• _GIVEN TASK_
Copy out every line containing the word "주심포계".

:: RAW RECORDS ::

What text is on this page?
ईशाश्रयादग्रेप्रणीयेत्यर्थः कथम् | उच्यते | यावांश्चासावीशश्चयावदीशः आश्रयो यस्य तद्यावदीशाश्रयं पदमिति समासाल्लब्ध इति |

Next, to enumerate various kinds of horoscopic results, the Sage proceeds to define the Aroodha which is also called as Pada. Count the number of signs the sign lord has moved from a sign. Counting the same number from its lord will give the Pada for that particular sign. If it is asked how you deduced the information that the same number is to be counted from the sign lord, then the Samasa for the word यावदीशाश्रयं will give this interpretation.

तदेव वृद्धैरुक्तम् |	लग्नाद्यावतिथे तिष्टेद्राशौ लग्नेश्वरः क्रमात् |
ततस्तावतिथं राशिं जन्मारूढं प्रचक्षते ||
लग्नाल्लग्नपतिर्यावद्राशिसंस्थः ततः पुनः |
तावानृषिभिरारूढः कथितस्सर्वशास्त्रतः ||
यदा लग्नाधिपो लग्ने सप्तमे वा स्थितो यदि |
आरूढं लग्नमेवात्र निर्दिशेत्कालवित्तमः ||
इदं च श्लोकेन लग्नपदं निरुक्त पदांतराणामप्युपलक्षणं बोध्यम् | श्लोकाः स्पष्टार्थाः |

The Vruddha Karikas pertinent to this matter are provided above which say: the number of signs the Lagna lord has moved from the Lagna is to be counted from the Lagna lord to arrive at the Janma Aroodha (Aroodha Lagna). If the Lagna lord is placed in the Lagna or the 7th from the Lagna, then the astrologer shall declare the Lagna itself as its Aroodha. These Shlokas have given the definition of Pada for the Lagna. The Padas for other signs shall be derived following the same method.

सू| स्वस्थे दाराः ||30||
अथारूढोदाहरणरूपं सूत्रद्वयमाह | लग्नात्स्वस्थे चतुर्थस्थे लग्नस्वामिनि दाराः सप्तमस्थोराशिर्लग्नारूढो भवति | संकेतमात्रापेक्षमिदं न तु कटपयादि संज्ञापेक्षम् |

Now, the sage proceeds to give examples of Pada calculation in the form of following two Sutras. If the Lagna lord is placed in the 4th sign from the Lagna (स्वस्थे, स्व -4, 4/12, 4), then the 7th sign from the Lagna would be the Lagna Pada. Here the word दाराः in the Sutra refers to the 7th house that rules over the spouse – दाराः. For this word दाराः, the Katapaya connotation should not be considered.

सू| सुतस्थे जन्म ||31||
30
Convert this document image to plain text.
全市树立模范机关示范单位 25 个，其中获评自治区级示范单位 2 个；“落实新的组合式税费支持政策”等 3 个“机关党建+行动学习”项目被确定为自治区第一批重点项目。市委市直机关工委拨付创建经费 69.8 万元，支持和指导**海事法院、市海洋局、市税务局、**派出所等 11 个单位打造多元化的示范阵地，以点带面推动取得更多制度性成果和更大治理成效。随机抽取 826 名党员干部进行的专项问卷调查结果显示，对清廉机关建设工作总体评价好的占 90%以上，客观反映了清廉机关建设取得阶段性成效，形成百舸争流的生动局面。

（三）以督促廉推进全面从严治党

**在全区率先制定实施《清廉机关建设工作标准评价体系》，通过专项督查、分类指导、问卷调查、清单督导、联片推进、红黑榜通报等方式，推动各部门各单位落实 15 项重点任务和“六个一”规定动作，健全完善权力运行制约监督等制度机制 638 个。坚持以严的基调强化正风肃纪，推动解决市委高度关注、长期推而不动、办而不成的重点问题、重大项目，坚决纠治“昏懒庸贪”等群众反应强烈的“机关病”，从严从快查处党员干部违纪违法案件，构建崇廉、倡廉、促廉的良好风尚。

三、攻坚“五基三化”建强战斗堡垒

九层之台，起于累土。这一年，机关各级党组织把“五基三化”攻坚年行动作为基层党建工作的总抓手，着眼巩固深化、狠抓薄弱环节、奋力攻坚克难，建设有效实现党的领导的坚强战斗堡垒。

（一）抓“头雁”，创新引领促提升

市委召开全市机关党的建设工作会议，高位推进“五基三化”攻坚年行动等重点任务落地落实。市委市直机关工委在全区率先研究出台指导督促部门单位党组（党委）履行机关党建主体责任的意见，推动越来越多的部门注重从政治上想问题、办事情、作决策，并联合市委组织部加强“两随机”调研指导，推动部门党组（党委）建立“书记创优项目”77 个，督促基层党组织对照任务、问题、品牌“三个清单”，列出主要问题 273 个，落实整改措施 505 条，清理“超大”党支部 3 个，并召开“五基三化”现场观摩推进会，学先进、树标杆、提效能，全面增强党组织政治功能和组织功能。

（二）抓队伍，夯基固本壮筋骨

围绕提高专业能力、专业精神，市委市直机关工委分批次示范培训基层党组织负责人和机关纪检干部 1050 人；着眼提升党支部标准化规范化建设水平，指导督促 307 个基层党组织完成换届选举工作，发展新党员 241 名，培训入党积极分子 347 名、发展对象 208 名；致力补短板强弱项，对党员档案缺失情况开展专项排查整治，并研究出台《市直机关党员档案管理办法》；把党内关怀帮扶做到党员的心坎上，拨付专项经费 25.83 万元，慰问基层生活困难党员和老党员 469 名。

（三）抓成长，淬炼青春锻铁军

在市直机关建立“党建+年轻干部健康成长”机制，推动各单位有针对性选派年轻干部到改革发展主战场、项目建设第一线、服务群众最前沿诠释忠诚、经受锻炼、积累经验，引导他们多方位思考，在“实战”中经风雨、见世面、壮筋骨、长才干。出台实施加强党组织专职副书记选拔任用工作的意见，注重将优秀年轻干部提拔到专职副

:::
:: RAW RECORDS ::

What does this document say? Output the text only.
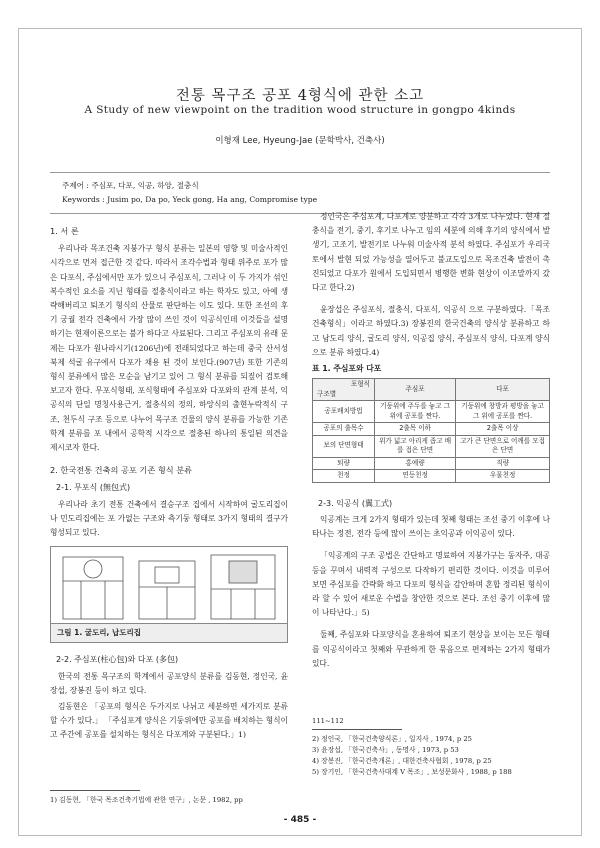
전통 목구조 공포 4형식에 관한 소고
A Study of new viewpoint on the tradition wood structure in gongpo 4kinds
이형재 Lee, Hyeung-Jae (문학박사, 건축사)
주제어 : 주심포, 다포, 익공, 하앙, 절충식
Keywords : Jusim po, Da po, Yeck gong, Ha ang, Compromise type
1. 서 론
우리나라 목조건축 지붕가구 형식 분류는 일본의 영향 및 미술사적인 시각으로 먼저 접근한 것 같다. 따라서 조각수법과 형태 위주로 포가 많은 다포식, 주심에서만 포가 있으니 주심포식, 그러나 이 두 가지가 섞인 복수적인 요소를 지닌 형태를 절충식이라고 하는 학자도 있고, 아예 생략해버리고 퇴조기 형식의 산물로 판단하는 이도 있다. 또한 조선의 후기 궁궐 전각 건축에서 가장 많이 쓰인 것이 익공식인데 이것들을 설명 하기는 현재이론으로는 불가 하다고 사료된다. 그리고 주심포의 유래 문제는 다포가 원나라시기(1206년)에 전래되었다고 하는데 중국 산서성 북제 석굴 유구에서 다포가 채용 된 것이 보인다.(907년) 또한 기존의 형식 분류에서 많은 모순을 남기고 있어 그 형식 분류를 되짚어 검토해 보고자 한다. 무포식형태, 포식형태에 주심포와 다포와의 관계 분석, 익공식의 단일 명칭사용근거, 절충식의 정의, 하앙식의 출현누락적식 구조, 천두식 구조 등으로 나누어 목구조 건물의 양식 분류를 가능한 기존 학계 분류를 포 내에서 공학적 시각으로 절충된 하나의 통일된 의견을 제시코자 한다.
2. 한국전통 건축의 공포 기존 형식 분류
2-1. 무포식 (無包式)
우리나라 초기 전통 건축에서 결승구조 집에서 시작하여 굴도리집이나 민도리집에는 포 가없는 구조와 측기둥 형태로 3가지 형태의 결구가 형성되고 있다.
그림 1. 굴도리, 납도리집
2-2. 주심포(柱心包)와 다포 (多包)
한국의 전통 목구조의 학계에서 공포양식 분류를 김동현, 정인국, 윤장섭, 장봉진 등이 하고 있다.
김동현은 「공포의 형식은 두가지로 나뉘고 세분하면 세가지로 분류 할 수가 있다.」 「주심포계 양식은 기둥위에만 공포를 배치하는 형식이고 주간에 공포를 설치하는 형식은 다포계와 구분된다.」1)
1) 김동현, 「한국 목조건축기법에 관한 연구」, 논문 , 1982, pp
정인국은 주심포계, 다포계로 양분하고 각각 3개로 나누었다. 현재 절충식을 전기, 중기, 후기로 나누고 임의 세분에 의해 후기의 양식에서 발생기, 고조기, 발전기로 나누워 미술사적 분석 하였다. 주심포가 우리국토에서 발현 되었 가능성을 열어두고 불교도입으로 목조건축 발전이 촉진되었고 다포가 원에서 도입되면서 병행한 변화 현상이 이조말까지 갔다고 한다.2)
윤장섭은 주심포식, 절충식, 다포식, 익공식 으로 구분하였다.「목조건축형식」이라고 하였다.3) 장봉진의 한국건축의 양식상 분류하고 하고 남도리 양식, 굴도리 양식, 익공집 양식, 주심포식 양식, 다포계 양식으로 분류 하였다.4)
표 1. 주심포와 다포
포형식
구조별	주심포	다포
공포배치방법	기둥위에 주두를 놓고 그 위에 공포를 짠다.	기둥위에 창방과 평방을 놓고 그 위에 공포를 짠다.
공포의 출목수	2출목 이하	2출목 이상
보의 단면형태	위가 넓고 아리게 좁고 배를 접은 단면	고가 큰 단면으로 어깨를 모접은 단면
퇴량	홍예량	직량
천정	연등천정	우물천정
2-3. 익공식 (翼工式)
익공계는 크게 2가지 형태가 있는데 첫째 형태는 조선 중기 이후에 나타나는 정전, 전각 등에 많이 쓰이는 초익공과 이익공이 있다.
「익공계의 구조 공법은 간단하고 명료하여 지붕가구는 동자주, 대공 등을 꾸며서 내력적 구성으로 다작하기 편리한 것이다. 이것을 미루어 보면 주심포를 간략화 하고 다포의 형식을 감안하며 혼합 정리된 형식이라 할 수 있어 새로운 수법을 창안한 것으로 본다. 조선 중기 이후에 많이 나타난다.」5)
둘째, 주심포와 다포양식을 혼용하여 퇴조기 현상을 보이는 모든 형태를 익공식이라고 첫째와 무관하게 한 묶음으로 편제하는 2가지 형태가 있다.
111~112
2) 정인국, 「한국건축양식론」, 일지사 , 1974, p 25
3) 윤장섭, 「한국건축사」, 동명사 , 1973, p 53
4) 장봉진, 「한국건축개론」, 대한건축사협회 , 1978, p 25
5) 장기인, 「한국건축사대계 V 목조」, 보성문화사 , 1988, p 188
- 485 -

:::
:: RAW RECORDS ::

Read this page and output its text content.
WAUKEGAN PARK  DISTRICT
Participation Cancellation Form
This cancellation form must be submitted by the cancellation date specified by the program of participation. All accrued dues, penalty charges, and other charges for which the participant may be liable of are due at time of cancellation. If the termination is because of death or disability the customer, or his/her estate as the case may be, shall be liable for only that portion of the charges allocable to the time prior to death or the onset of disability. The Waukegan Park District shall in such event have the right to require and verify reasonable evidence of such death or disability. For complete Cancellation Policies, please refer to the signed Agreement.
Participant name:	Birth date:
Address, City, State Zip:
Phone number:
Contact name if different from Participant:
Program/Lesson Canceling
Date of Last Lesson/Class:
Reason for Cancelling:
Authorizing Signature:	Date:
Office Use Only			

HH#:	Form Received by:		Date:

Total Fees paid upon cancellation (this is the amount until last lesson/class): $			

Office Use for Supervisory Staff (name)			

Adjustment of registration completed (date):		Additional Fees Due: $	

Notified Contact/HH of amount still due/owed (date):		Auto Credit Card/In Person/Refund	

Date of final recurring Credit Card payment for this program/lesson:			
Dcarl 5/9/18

:::

• _EXERCISE SOLUTION_
김동현은 「공포의 형식은 두가지로 나뉘고 세분하면 세가지로 분류 할 수가 있다.」 「주심포계 양식은 기둥위에만 공포를 배치하는 형식이고 주간에 공포를 설치하는 형식은 다포계와 구분된다.」1)
정인국은 주심포계, 다포계로 양분하고 각각 3개로 나누었다. 현재 절충식을 전기, 중기, 후기로 나누고 임의 세분에 의해 후기의 양식에서 발생기, 고조기, 발전기로 나누워 미술사적 분석 하였다. 주심포가 우리국토에서 발현 되었 가능성을 열어두고 불교도입으로 목조건축 발전이 촉진되었고 다포가 원에서 도입되면서 병행한 변화 현상이 이조말까지 갔다고 한다.2)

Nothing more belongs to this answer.